# start of Entries supplied
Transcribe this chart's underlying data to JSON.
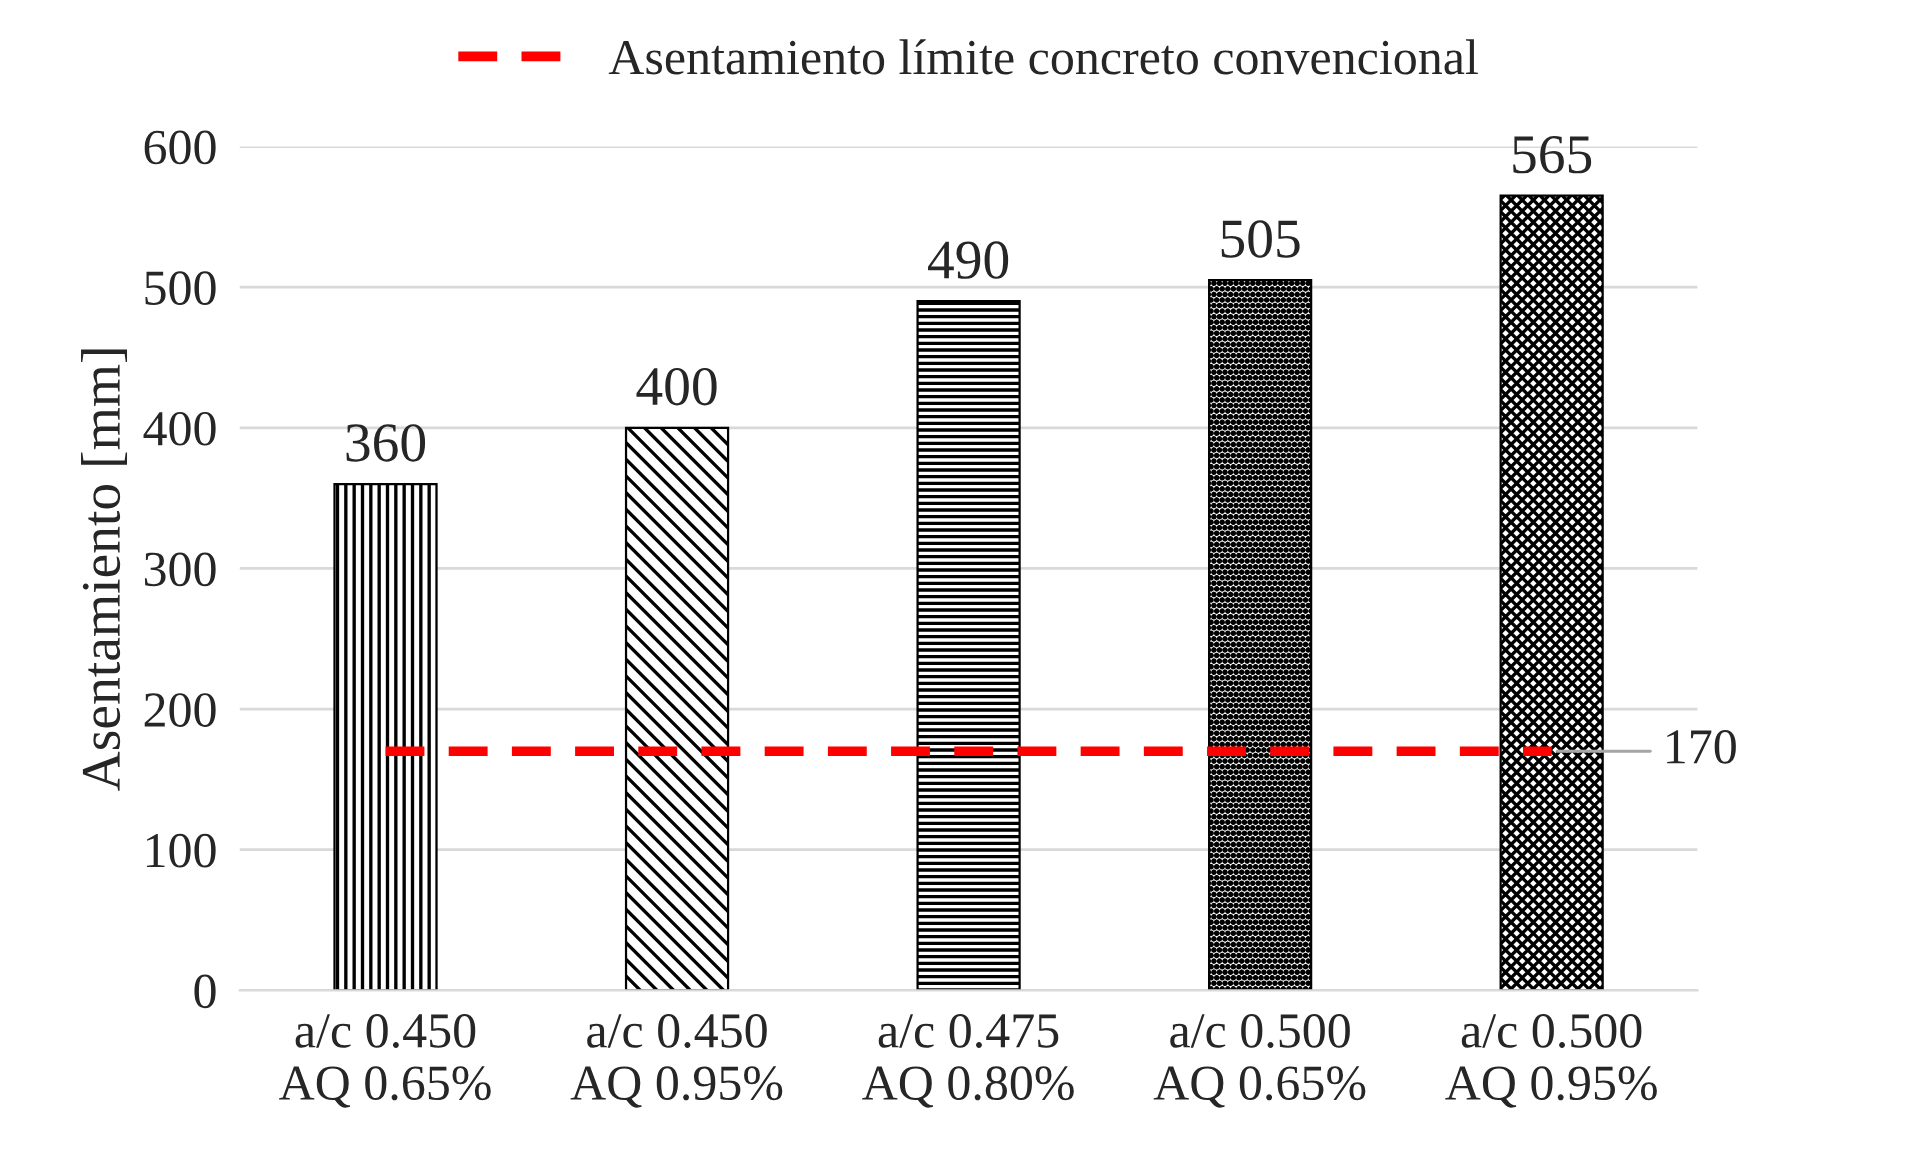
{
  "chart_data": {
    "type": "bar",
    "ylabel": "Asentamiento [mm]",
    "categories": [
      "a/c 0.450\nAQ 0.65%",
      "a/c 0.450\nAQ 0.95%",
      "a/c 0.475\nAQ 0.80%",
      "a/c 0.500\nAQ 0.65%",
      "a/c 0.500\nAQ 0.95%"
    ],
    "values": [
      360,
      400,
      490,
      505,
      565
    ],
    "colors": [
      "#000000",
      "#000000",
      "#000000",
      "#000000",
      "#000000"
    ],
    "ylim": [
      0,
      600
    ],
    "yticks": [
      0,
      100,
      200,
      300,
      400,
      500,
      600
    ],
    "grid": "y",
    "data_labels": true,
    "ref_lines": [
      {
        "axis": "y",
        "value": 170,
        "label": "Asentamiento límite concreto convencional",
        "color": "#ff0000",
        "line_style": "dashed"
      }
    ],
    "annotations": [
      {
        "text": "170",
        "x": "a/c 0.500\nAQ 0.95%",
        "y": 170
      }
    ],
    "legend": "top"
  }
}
# end of Entries supplied
# start of Entries supplied
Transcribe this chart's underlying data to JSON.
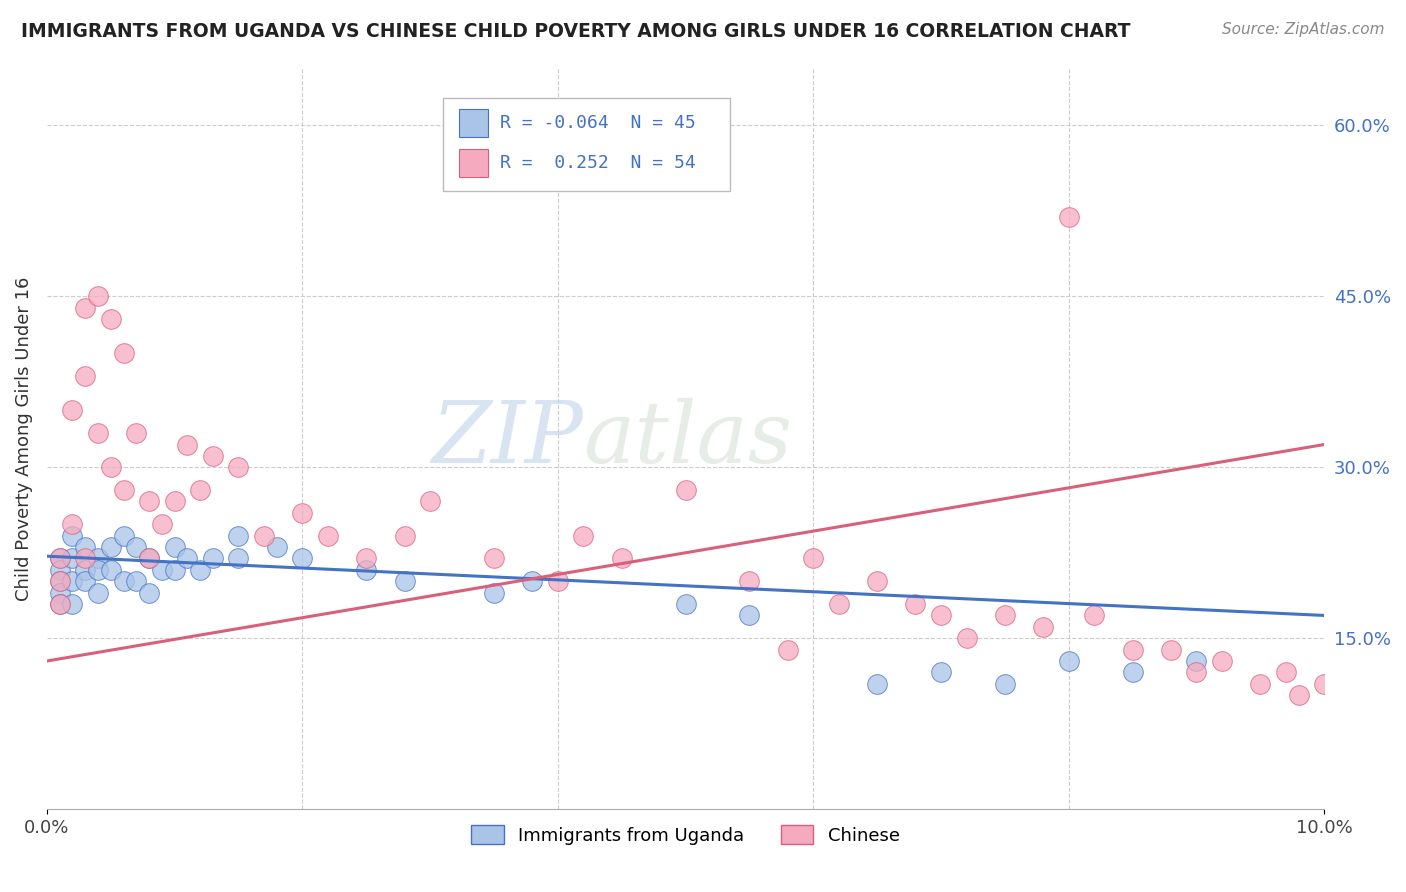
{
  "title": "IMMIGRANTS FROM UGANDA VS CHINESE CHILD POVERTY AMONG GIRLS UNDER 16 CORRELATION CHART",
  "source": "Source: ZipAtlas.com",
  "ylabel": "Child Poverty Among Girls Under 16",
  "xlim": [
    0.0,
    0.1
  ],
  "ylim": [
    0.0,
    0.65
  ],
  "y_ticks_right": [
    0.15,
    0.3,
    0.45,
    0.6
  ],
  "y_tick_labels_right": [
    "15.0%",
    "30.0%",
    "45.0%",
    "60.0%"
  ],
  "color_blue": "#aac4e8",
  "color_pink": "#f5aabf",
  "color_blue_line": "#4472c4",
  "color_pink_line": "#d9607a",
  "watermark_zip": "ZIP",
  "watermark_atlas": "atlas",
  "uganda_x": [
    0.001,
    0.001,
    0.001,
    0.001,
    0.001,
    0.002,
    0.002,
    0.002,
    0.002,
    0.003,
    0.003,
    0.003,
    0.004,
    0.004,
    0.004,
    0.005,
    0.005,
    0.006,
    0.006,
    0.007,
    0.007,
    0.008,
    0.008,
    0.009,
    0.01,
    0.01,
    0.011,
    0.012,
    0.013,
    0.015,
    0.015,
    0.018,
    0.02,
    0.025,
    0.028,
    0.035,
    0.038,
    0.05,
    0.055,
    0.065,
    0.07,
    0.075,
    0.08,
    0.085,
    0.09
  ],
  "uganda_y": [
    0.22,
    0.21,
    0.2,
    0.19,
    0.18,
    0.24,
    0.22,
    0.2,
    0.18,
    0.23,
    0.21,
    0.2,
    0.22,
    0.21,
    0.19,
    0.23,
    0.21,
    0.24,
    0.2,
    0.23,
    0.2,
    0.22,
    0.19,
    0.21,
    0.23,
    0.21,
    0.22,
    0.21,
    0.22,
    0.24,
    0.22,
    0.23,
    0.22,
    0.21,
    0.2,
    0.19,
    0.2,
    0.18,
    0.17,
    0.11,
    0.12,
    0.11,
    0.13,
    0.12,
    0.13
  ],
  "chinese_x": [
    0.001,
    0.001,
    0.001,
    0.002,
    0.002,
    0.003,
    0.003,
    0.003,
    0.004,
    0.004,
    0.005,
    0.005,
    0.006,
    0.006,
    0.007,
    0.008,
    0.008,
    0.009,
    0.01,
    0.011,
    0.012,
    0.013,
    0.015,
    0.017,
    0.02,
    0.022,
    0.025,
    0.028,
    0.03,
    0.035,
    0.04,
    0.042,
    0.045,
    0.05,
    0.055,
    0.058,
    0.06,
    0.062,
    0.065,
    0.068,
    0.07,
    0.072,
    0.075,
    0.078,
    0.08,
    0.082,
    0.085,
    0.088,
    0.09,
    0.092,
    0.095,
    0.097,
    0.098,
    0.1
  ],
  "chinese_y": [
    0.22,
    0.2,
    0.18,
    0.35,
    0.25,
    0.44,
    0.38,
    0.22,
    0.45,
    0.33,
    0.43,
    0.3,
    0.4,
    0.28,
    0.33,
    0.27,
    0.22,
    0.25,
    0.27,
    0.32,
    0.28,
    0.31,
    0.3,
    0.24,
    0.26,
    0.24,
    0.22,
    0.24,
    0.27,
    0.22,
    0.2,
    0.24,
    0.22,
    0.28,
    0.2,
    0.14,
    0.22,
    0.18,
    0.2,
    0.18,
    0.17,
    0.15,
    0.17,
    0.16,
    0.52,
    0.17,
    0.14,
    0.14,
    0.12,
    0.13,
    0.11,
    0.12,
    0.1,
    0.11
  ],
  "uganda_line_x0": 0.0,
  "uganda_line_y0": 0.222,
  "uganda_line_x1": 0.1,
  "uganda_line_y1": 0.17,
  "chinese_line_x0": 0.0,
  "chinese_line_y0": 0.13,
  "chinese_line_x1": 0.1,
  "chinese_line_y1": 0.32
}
# end of Entries supplied
# start of Entries supplied
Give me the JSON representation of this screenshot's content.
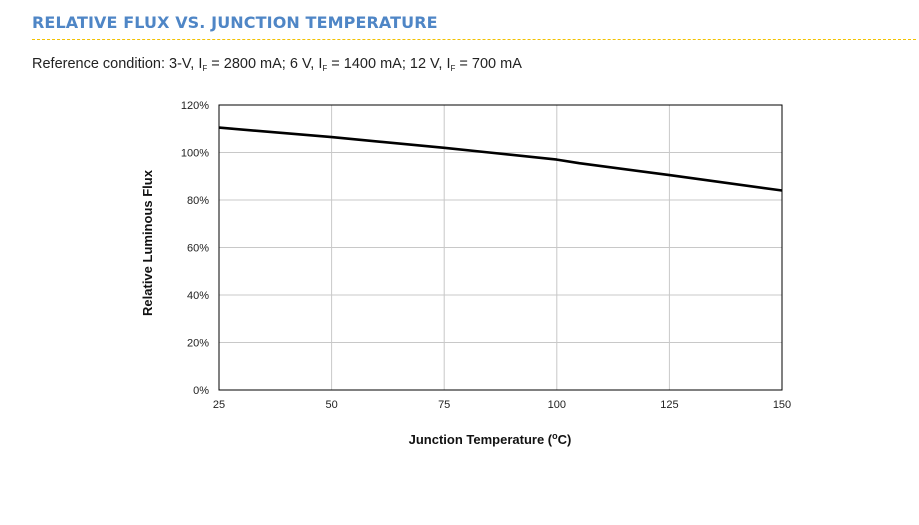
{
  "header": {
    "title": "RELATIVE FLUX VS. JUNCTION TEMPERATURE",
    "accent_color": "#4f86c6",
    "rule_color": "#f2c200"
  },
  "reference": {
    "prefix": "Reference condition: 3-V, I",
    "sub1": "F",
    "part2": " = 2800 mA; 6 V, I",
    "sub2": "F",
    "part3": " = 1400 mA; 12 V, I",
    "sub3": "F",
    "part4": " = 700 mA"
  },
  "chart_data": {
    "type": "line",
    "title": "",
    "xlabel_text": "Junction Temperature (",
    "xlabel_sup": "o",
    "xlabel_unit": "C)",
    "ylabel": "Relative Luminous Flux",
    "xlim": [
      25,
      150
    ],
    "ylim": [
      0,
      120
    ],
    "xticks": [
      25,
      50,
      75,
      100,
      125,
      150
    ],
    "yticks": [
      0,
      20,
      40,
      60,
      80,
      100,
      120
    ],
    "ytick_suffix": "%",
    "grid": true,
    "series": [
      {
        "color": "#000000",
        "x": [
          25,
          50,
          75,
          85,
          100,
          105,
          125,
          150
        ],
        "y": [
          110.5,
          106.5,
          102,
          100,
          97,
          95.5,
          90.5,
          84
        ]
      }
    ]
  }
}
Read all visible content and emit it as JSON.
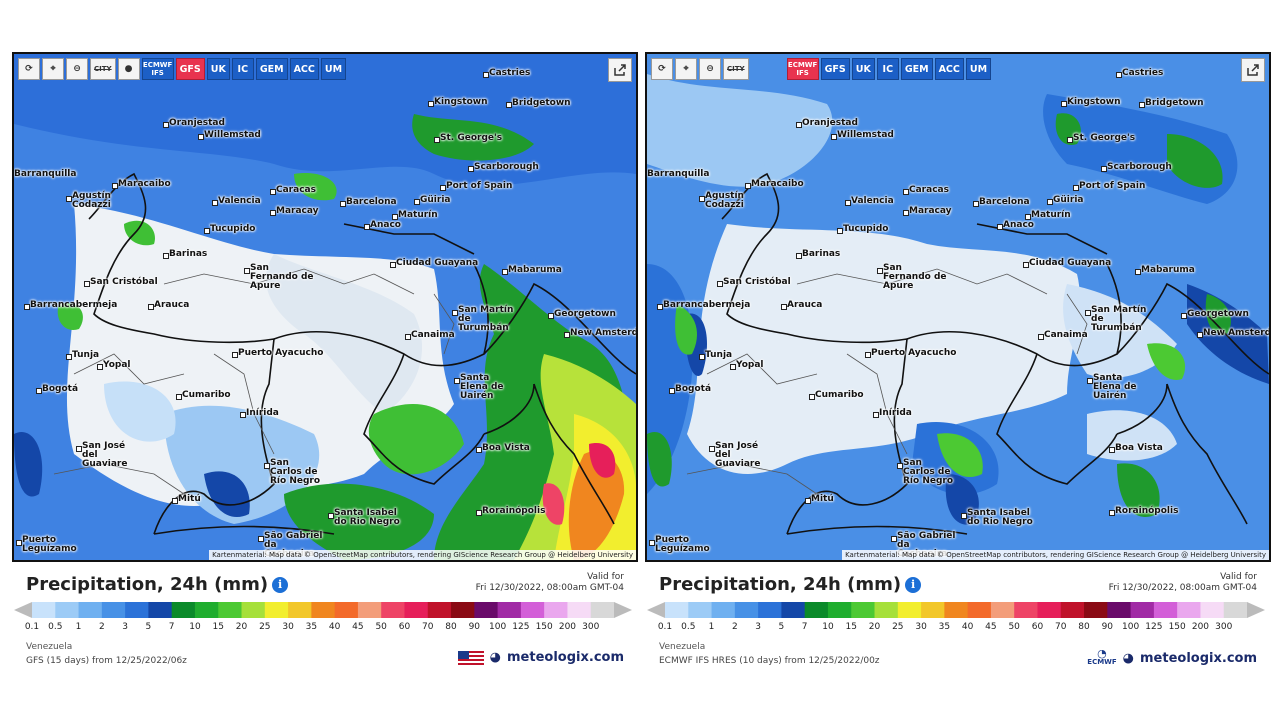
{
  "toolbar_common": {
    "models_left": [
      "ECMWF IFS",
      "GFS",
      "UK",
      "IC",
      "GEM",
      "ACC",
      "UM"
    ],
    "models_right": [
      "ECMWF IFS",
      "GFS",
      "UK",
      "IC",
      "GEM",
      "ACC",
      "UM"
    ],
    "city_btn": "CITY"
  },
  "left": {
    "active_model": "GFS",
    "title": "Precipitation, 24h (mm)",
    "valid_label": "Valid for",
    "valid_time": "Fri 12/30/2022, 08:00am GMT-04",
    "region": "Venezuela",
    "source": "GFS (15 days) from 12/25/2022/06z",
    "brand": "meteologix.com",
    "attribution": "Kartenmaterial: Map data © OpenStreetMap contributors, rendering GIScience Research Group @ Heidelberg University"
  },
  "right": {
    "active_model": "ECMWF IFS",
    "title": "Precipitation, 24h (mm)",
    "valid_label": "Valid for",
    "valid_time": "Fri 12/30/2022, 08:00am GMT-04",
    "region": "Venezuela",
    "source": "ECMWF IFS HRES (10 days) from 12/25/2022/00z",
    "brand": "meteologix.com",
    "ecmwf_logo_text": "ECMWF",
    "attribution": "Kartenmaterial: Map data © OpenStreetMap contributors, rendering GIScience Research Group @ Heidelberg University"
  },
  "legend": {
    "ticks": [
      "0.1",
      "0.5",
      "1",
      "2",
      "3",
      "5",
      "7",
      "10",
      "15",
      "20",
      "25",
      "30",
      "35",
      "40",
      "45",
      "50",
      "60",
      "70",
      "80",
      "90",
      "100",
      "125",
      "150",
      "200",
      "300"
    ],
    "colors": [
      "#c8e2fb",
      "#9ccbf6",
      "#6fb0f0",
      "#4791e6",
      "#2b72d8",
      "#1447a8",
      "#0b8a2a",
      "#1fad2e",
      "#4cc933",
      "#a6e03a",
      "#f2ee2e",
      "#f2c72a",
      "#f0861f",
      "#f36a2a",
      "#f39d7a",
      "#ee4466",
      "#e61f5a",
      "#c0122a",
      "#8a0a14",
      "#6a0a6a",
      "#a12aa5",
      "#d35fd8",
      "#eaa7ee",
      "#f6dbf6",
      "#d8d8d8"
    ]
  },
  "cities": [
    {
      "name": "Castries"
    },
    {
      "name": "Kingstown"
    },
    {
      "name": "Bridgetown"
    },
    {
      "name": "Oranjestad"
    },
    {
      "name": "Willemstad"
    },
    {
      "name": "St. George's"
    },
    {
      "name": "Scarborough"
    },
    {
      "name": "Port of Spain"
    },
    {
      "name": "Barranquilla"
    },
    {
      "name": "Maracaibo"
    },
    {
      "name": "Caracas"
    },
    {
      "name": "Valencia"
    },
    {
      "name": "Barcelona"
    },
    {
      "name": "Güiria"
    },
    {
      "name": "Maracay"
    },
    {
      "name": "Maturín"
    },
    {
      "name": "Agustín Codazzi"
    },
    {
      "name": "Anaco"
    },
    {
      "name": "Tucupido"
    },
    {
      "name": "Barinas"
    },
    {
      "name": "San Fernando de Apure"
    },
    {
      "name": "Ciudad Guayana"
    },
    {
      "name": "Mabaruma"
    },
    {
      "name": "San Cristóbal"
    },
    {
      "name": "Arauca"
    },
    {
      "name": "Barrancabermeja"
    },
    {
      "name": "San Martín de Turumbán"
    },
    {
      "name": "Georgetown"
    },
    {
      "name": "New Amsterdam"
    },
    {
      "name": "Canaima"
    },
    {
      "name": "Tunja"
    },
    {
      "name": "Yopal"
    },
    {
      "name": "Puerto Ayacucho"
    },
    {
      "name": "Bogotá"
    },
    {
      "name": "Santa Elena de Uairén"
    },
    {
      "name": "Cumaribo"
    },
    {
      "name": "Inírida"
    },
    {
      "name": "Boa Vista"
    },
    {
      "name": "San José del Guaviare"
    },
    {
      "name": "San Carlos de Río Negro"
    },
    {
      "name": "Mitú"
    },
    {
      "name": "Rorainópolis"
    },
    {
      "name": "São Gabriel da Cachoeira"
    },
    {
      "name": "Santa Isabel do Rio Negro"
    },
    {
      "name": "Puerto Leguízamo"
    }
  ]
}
# end of Entries supplied
> Given request
Using the listing above, return all lines where the word "ylabel" occurs.

> The result
    "ylabel": "Asentamiento [mm]",
  "ylabel": "Child Poverty Among Girls Under 16",
    "ylabel": "Relative Luminous Flux",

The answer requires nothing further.